## PROBLEM TO SOLVE
Set down each record exactly as written.
%%
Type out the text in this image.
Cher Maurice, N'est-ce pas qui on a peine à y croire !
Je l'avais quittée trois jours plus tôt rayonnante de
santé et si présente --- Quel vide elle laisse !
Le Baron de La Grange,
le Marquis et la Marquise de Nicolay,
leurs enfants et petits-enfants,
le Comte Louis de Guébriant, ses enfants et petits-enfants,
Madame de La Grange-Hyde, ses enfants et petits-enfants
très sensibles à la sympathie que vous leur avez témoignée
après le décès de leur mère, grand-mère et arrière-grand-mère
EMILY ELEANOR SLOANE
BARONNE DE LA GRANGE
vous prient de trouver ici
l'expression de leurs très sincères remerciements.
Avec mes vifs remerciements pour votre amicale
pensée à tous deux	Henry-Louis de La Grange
%%
## EXERCISE SOLUTION
Type out the text in this image.
Cher Maurice, N'est-ce pas qui on a peine à y croire !
Je l'avais quittée trois jours plus tôt rayonnante de
santé et si présente --- Quel vide elle laisse !
Le Baron de La Grange,
le Marquis et la Marquise de Nicolay,
leurs enfants et petits-enfants,
le Comte Louis de Guébriant, ses enfants et petits-enfants,
Madame de La Grange-Hyde, ses enfants et petits-enfants
très sensibles à la sympathie que vous leur avez témoignée
après le décès de leur mère, grand-mère et arrière-grand-mère
EMILY ELEANOR SLOANE
BARONNE DE LA GRANGE
vous prient de trouver ici
l'expression de leurs très sincères remerciements.
Avec mes vifs remerciements pour votre amicale
pensée à tous deux	Henry-Louis de La Grange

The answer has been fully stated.